Directions for this task: Sort through the data and copy the lines holding the word "What".

[Rows from a dataset]
-=-=-=-=-
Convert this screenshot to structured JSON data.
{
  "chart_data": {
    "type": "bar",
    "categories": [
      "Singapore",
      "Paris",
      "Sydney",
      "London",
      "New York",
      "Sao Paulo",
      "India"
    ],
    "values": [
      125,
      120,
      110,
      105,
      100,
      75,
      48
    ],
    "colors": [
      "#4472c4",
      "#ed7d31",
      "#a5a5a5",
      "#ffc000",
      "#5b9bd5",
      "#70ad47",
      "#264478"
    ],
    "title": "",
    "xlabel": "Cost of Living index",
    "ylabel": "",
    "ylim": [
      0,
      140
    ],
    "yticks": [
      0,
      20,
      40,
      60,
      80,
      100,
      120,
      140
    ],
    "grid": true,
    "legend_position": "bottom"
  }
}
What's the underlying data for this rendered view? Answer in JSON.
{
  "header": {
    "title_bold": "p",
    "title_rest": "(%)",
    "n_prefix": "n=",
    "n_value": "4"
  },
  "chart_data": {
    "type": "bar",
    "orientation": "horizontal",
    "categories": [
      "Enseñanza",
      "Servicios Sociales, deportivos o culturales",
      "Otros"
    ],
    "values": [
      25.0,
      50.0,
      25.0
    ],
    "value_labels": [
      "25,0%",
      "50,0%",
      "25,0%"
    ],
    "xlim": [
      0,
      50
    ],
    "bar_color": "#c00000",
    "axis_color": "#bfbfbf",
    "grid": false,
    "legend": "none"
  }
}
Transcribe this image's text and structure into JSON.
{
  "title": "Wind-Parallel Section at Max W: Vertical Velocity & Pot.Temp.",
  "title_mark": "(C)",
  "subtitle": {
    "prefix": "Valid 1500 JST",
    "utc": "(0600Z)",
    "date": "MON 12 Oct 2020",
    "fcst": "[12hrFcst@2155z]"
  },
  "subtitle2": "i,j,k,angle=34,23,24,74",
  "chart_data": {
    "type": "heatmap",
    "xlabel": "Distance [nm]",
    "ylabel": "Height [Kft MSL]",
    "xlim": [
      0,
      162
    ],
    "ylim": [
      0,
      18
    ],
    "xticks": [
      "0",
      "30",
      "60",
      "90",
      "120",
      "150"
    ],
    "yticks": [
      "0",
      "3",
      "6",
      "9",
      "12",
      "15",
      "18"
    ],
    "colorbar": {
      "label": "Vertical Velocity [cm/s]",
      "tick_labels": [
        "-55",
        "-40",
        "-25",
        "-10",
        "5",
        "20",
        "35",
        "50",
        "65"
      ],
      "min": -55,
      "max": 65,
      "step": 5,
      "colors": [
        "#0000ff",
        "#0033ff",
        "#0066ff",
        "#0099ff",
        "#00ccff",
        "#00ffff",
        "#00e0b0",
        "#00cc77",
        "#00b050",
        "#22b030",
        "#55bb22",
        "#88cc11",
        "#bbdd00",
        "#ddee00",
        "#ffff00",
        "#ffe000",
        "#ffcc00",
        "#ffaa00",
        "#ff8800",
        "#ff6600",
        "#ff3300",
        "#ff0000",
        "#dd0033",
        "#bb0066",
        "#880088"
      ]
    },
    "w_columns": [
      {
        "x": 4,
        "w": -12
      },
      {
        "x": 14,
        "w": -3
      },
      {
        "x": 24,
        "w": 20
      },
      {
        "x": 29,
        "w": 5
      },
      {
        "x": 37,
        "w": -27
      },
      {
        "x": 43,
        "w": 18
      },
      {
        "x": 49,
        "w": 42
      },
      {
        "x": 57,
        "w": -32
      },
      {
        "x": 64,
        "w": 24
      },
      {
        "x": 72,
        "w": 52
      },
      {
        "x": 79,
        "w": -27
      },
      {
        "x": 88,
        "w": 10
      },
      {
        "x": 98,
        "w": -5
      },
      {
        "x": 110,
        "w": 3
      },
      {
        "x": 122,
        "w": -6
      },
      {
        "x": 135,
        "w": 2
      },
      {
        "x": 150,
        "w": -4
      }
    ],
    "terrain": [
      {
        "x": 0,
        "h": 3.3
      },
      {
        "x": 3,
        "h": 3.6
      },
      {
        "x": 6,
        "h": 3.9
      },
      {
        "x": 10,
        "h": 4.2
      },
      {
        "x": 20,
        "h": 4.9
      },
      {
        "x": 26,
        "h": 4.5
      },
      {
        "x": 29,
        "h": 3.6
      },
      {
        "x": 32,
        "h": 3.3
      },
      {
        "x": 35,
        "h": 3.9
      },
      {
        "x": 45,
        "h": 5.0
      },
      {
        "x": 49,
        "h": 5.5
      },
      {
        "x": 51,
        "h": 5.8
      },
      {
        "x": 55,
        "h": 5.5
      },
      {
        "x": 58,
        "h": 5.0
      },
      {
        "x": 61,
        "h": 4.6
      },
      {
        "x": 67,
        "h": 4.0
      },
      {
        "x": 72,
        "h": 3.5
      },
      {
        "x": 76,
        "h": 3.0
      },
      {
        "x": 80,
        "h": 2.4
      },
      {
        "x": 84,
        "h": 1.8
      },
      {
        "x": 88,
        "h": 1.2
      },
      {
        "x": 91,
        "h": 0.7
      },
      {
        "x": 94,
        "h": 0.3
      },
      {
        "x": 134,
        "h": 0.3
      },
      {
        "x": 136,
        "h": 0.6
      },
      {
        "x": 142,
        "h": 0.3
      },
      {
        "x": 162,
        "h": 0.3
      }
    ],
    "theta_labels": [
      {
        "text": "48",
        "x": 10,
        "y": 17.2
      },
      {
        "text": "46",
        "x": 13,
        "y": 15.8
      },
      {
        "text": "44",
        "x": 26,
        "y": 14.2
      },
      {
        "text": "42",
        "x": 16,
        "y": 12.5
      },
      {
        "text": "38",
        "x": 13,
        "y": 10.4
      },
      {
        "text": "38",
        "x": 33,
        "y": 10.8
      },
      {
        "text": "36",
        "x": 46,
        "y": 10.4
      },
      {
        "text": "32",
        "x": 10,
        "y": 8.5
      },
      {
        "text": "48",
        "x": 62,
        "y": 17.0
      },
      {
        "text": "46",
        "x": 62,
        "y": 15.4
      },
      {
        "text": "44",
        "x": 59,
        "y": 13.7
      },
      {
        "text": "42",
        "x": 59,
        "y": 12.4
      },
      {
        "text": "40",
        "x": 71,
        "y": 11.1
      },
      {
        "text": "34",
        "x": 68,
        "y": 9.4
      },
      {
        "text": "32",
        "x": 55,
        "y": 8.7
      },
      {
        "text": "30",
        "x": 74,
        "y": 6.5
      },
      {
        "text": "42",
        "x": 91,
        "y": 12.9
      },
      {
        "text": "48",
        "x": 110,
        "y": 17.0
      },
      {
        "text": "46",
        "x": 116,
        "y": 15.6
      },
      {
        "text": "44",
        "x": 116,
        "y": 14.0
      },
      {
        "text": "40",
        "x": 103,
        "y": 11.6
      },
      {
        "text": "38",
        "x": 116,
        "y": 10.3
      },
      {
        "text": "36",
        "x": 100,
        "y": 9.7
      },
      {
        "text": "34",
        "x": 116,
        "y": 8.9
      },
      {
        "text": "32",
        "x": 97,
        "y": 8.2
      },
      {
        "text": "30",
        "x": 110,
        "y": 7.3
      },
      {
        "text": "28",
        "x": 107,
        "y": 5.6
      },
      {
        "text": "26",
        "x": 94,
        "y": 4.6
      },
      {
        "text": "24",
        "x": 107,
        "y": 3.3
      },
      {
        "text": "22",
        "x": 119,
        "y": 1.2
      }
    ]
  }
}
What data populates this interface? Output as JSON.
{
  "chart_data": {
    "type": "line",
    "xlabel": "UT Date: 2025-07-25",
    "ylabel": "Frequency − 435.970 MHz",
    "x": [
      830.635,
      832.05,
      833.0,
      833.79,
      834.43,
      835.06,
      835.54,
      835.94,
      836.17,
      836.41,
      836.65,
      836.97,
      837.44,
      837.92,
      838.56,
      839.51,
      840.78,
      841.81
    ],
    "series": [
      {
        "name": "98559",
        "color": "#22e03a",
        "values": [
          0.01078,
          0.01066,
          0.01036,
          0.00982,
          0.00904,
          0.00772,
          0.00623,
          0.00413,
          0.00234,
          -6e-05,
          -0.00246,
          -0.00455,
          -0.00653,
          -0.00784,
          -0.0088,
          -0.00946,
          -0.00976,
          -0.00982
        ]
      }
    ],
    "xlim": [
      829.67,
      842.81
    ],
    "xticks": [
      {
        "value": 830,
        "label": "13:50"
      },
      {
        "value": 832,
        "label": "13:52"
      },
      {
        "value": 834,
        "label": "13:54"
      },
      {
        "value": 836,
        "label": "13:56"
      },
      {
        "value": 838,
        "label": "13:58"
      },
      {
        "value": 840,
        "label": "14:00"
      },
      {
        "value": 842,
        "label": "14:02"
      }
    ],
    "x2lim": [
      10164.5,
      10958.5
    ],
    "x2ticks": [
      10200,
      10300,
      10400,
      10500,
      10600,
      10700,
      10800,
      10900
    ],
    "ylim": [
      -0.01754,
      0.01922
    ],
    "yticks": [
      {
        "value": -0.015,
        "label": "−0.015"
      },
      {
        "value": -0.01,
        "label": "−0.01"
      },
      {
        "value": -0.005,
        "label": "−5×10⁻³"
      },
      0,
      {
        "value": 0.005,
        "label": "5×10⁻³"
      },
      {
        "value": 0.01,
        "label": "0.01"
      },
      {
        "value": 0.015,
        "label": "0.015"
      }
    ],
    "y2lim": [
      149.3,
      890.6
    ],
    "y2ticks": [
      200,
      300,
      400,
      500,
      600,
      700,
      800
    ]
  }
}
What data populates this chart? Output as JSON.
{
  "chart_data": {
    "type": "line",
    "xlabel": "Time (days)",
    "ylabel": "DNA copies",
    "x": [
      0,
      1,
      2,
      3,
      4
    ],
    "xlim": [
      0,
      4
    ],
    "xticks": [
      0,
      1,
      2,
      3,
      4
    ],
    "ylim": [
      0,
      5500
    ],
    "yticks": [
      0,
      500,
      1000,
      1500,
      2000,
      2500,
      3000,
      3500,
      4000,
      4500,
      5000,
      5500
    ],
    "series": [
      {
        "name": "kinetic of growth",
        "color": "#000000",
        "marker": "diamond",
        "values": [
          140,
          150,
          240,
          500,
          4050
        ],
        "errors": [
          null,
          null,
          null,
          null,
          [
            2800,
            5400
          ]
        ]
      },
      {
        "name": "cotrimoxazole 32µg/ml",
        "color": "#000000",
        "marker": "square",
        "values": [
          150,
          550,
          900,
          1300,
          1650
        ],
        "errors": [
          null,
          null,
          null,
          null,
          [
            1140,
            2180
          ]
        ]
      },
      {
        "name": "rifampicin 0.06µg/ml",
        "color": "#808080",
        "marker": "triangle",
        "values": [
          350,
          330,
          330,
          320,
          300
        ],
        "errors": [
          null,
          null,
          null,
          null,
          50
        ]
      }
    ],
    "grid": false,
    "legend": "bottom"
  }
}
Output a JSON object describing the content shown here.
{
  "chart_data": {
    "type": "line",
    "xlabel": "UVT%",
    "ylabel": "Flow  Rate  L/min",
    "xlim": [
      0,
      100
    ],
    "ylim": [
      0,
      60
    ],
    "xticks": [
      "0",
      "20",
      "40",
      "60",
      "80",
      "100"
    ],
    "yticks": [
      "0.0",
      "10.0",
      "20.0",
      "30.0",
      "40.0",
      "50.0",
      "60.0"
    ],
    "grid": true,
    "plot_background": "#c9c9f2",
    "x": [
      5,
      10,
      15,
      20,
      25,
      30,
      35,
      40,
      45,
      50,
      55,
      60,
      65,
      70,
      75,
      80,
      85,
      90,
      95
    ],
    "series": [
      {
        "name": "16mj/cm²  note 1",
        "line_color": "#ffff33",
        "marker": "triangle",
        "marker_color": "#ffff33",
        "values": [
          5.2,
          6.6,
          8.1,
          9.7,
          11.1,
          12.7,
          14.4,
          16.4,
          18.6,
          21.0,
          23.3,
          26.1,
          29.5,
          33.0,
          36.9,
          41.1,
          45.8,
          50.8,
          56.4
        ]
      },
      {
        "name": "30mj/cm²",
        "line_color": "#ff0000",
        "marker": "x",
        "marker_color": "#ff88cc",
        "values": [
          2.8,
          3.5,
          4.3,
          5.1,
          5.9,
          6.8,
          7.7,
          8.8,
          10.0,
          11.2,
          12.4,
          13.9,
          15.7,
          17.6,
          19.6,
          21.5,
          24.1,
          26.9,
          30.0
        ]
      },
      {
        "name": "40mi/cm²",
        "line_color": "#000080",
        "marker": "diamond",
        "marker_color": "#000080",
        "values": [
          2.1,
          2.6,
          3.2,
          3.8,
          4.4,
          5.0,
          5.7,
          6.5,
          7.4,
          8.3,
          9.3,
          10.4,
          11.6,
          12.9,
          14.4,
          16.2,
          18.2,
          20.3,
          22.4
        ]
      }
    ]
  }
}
-=-=-=-=-
The output:
What's the underlying data for this rendered view? Answer in JSON.
What data populates this interface? Output as JSON.
What data populates this chart? Output as JSON.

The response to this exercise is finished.